Hello ede, all,

I tried to read the licence again and again and decided to ask Bernhard
Reiter (BER), a collegue of mine and Free Software licence expert about a
statement to the ECW-license-text posted by ede.

He is not subscribed to this list, so I post his writing here on his

BER> Analysis of "ecw license.txt",
BER> The first paragraph mentions four licensing options. One is for
BER> applications licensed "under a GNU General Public style license
BER> ("GPL")".  The second has limitations and the third one is for
BER> "commercial applications".  Given the explicit mention of GNU GPL
BER> style licenses, it can be assumed that "commercial applications"
BER> more precisely means "proprietary applications".
BER> The fourth option is to ask for a license for the use in
BER> applications "that are outside of the terms of these agreements,
BER> including server-side applications". So it is not entirely clear
BER> that server-side applications are meant to be included in the
BER> first three licensing options.
BER> Aiming at a Free Software application our best candidate seems to
BER> be the first option, which is called the "ECW JPEG 2000 SDK
BER> PUBLIC USE LICENSE AGREEMENT".  Let us examine it in more detail:
BER> The first section states the intent of the license "to establish
BER> freedom to share and change the software regulated by this
BER> license under the open source model". 
BER> This is a good sign.
BER> However the use of the software is further restricted to "to
BER> develop or be distributed with products that are licensed under a
BER> license similar to a General Public License ("GPL") and at no
BER> charge to the public." As it is possible to place software under
BER> the GNU GPL v2 or v3 for which access to is limited or charged
BER> for, use of this software would already be an additional
BER> restriction towards the GNU GPL v2+ license.  And thus be
BER> forbidden by the GNU GPL licenses itself. As GNU GPL style
BER> licences are allowed only, maybe a license GNU GPL with a special
BER> exception for the libary might use the library so far. Let us
BER> look further.
BER> The license of the library itself seems to be unfree, because of
BER> the no-charge restriction, the assumed server-only restriction
BER> and the restriction to not change the format. There used to be a
BER> clear non-server restriction in 1)b)iv) in an elder version of
BER> the license:
BER> http://lists.debian.org/debian-legal/2005/02/msg00051.html which
BER> got removed in the current one under examination.
BER> The no-charge restriction will also result in major
BER> GNU-Distribution being unable to ship the ecw libaries, e.g.
BER> Debian has discussed a few times and also always concluded that
BER> the license is non-free. E.g.
BER> http://lists.debian.org/debian-legal/2005/02/msg00061.html has
BER> three unfree reasons.

*Requirements*:
a. In the ECW license analysis, what name is given to the first licensing option?
b. Pick up the ECW license analysis after its final sentence and write the next part.
The lines that follow have no connection to the ECW license analysis.

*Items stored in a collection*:
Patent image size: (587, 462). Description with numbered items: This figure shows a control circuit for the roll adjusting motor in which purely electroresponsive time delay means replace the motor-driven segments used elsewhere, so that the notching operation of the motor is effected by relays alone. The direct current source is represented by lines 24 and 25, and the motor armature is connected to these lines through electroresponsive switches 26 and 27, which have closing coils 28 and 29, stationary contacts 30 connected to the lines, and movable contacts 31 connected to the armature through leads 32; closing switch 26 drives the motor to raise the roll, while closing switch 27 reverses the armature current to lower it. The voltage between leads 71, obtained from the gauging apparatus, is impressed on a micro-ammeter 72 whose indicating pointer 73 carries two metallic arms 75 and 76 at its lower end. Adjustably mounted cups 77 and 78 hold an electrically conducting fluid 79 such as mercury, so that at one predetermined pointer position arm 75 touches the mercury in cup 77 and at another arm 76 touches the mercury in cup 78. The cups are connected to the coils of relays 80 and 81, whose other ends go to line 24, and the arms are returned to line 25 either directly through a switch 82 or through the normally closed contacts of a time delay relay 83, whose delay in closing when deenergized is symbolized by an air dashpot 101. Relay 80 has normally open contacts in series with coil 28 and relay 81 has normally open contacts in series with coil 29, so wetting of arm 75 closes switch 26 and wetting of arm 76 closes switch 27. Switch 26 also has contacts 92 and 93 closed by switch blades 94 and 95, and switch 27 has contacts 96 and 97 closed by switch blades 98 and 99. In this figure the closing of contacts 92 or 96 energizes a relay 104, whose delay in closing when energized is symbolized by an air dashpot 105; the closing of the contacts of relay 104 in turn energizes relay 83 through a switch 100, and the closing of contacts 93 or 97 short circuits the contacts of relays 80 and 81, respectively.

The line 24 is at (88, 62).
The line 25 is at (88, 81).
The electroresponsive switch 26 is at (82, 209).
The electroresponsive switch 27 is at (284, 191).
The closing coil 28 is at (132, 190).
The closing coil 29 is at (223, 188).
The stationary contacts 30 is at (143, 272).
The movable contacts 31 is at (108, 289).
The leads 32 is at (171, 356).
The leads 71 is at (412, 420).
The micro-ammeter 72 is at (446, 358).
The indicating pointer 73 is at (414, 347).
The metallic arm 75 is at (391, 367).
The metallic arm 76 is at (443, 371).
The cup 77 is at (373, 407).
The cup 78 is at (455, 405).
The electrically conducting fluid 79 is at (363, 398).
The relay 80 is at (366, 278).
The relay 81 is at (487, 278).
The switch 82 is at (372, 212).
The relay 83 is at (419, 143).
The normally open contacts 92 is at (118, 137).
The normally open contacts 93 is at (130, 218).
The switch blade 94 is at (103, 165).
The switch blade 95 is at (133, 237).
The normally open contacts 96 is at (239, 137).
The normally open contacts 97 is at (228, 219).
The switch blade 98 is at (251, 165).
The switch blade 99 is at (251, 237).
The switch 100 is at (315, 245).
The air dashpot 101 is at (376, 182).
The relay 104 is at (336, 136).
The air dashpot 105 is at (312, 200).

*Answers given*:
a. ECW JPEG 2000 SDK PUBLIC USE LICENSE AGREEMENT

b.
BER> And then there are patents: The
BER> http://www.gnu.org/licenses/gpl-2.0.html states in 3. 7) that the
BER> patents must allow a royality free use for everybody that
BER> receives the source code under this license. A modifed source
BER> code that changes the ecw format would be available under the
BER> license, but probably not allowed by the patent grand of the ecw
BER> lib. Therefore a "GPL v2+exception" license would not work, you
BER> could not distribute the software. Section 3. 6) forbits adding
BER> of further restrictions, so the combined GNU GPL v2 + exc lib is
BER> undistributable.  The situation is similiar with the GNU GPLv3.
BER> As it is unclear what under a 'GNU General Public style license
BER> ("GPL")' means, there might be licenses that might allow the
BER> derived work of ecw libraries and itself to be developed and
BER> distributed.  The obvious choices GNU GPLv2 and v3 do not allow
BER> it, though.
BER> On the freegis lists, there have been discussion about this a few
BER> times, e.g.
BER> http://freegis.org/pipermail/freegis-list/2006-September/thread.html
BER> clearly showing that the license is problematic.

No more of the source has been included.